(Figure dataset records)
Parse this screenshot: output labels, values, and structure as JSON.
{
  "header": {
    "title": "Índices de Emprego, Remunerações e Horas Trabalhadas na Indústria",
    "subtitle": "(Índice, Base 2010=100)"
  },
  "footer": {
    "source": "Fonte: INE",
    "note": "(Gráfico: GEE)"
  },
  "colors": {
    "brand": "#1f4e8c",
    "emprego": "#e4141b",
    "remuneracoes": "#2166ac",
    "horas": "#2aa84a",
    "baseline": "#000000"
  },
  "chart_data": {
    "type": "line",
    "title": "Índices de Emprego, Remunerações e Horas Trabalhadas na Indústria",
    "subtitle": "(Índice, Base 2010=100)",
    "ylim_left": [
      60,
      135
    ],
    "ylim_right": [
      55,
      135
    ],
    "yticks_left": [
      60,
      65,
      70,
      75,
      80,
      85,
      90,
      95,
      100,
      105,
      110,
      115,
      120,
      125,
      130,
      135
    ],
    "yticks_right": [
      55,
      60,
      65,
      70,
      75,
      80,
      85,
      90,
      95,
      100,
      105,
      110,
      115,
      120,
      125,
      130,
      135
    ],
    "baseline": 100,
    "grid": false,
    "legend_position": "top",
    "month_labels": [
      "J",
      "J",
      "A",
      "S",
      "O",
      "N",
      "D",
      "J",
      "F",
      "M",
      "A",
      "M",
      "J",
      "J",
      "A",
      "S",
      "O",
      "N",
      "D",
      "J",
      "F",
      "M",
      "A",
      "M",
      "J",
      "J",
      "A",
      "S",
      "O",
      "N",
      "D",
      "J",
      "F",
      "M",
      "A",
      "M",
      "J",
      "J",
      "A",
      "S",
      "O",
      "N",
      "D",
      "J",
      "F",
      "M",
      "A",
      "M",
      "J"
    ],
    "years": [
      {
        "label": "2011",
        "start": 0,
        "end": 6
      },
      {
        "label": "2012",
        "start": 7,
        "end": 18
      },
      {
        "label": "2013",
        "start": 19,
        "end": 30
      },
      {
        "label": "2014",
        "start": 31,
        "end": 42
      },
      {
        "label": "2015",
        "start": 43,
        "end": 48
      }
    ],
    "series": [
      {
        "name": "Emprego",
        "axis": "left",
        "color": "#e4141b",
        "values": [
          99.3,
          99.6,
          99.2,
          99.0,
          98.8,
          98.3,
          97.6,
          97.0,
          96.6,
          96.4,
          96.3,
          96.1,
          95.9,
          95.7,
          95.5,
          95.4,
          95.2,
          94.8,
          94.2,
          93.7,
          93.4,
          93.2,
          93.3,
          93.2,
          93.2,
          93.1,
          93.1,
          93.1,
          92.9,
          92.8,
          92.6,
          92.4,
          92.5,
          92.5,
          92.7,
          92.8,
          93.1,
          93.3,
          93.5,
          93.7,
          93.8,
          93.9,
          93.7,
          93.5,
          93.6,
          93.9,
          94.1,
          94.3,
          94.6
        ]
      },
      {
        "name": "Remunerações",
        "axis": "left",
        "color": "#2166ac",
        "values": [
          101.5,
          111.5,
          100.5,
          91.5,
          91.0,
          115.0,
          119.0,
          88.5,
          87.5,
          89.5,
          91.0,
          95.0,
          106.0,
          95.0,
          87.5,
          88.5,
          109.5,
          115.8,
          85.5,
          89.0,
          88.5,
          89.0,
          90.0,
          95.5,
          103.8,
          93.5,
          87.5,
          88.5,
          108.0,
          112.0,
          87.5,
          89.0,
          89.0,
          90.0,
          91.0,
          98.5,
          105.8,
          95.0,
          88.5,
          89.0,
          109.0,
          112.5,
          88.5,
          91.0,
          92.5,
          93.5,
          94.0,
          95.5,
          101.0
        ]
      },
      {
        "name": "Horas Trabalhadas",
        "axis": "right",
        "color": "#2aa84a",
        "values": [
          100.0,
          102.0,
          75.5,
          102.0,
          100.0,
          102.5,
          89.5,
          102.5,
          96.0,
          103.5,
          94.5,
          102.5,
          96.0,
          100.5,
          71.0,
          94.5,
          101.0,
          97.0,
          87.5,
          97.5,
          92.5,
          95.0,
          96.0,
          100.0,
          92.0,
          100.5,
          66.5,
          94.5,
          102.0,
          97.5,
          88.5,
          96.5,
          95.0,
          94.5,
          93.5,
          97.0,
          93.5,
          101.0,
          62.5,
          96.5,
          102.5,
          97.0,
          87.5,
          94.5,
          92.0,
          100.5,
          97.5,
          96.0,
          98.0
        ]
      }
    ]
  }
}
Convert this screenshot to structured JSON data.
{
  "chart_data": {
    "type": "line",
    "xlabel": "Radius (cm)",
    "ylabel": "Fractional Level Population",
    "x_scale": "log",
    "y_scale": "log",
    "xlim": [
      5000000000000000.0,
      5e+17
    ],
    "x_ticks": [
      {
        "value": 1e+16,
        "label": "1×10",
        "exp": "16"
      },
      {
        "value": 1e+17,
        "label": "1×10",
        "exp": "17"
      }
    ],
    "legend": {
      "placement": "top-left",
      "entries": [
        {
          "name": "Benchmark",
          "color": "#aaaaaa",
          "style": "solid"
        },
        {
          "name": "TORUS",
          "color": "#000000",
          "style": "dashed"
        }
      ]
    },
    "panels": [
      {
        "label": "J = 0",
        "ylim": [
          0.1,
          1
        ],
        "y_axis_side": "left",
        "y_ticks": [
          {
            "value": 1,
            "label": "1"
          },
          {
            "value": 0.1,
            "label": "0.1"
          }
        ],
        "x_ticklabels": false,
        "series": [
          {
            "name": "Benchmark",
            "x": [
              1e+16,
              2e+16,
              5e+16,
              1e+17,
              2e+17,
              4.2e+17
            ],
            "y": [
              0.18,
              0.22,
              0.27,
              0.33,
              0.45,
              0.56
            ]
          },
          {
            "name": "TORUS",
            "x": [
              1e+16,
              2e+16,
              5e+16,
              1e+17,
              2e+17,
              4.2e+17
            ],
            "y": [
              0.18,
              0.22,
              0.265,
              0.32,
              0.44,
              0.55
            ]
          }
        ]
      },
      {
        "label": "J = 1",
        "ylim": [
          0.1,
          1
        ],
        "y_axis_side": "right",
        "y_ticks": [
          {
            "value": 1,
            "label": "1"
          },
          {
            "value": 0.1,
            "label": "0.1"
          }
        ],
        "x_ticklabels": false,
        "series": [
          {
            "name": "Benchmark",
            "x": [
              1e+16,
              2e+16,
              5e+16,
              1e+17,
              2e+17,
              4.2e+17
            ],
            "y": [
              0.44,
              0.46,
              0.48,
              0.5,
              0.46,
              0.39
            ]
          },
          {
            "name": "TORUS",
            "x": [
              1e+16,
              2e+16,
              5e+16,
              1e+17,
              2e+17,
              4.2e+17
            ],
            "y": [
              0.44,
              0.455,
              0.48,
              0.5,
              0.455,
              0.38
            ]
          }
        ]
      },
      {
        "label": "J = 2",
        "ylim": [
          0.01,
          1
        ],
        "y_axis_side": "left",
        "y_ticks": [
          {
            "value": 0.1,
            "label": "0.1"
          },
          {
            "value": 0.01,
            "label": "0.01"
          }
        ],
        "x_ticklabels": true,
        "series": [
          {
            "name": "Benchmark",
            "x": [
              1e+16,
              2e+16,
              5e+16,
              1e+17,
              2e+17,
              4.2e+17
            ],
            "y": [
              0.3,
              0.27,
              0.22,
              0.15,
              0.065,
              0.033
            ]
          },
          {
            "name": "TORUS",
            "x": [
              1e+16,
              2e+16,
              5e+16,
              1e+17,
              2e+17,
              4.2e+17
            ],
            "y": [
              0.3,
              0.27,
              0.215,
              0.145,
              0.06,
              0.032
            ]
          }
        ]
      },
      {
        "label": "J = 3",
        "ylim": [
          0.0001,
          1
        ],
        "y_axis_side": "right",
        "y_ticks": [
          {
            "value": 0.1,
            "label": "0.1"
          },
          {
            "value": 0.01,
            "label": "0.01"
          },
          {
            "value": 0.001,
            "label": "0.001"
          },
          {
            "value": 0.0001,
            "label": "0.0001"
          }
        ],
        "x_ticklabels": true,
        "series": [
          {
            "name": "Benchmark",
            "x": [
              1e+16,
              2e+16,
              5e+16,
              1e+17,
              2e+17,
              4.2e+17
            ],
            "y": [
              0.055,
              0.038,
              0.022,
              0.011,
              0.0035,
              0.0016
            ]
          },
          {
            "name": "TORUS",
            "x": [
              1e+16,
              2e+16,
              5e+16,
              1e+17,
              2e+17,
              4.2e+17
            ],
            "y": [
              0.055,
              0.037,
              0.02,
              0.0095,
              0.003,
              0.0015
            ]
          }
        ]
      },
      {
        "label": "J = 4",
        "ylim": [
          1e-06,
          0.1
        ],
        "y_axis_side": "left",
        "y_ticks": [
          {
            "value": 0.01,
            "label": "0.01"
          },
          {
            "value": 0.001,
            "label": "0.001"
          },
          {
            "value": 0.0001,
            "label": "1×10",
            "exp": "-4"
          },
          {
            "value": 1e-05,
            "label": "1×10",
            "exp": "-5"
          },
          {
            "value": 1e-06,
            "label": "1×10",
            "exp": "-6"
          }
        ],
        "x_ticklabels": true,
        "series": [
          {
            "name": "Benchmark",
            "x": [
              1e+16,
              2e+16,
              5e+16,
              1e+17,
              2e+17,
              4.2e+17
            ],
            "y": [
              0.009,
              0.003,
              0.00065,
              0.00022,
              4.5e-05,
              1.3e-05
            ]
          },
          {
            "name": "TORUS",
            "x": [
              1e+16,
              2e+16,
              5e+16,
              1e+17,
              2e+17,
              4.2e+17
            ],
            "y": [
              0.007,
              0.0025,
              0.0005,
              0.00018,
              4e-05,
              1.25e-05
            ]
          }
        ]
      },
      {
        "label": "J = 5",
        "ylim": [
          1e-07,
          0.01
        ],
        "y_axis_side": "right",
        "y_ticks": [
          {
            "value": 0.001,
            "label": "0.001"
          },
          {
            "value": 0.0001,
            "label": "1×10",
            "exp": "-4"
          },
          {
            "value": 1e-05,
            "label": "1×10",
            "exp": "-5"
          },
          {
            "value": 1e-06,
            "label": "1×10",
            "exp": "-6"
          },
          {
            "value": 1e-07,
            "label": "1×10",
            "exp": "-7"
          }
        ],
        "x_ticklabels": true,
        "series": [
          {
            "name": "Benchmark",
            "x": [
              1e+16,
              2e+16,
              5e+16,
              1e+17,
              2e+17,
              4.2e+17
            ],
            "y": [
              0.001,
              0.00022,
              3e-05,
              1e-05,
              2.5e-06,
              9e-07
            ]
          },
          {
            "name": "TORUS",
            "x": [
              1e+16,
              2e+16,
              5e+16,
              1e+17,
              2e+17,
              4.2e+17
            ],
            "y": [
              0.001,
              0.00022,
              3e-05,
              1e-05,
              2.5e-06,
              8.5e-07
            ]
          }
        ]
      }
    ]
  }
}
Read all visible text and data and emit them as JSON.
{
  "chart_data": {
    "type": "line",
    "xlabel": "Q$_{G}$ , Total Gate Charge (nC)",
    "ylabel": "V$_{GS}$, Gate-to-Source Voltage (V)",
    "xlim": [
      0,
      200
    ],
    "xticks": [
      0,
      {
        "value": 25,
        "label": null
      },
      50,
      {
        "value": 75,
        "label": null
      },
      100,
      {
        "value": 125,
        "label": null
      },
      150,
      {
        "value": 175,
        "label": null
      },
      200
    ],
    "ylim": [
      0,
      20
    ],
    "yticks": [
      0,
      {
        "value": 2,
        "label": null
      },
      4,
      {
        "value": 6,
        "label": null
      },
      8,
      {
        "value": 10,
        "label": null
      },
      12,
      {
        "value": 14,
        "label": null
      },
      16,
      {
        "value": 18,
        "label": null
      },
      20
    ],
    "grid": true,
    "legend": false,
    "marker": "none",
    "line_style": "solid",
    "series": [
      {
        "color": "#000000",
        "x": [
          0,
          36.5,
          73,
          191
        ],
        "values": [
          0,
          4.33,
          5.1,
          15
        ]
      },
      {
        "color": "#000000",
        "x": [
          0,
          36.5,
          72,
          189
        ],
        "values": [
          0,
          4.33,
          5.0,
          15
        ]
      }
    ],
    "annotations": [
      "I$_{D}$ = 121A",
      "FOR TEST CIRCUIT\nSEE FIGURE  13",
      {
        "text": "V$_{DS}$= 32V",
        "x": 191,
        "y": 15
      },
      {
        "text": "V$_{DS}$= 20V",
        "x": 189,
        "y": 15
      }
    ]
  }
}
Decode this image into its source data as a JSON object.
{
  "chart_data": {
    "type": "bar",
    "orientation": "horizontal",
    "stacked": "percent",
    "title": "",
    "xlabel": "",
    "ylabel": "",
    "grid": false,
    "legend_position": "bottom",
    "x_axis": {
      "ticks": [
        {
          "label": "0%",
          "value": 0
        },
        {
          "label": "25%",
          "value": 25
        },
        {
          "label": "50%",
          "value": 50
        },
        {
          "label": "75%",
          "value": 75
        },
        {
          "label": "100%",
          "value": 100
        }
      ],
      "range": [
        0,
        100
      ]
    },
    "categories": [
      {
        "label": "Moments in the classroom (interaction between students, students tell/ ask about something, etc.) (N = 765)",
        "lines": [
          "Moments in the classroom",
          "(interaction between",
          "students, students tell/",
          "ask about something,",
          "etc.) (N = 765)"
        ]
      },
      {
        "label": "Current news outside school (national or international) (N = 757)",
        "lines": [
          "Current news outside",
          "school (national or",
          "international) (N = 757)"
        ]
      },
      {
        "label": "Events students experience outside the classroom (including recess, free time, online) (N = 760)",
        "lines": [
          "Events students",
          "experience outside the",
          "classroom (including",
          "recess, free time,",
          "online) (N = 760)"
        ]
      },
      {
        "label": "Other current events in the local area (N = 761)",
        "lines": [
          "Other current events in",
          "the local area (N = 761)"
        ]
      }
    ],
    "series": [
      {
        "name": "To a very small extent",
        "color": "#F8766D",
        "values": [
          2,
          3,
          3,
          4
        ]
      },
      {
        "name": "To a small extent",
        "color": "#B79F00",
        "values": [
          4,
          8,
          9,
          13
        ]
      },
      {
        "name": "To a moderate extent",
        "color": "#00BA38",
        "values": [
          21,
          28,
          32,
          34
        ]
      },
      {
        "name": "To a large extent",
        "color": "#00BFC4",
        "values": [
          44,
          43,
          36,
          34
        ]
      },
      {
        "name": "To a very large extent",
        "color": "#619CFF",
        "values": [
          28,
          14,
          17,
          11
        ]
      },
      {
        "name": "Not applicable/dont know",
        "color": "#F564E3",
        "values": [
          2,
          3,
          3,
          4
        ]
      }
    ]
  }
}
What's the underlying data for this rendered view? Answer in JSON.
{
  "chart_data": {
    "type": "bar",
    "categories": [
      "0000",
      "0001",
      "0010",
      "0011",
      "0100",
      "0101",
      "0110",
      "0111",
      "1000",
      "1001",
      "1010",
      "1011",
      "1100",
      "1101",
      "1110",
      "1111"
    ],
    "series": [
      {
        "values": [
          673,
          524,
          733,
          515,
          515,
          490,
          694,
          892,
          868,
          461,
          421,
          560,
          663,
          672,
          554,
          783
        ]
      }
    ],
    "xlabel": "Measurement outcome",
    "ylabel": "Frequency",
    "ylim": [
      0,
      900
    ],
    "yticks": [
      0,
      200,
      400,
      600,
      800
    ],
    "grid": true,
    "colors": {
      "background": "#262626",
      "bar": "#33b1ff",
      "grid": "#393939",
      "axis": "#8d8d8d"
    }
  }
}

◆ Exercise aim
Set down, unchanged, the line that contains "What's the underlying" together with every later line in the records, through the last one.

◆ The completed task
What's the underlying data for this rendered view? Answer in JSON.
{
  "chart_data": {
    "type": "bar",
    "categories": [
      "0000",
      "0001",
      "0010",
      "0011",
      "0100",
      "0101",
      "0110",
      "0111",
      "1000",
      "1001",
      "1010",
      "1011",
      "1100",
      "1101",
      "1110",
      "1111"
    ],
    "series": [
      {
        "values": [
          673,
          524,
          733,
          515,
          515,
          490,
          694,
          892,
          868,
          461,
          421,
          560,
          663,
          672,
          554,
          783
        ]
      }
    ],
    "xlabel": "Measurement outcome",
    "ylabel": "Frequency",
    "ylim": [
      0,
      900
    ],
    "yticks": [
      0,
      200,
      400,
      600,
      800
    ],
    "grid": true,
    "colors": {
      "background": "#262626",
      "bar": "#33b1ff",
      "grid": "#393939",
      "axis": "#8d8d8d"
    }
  }
}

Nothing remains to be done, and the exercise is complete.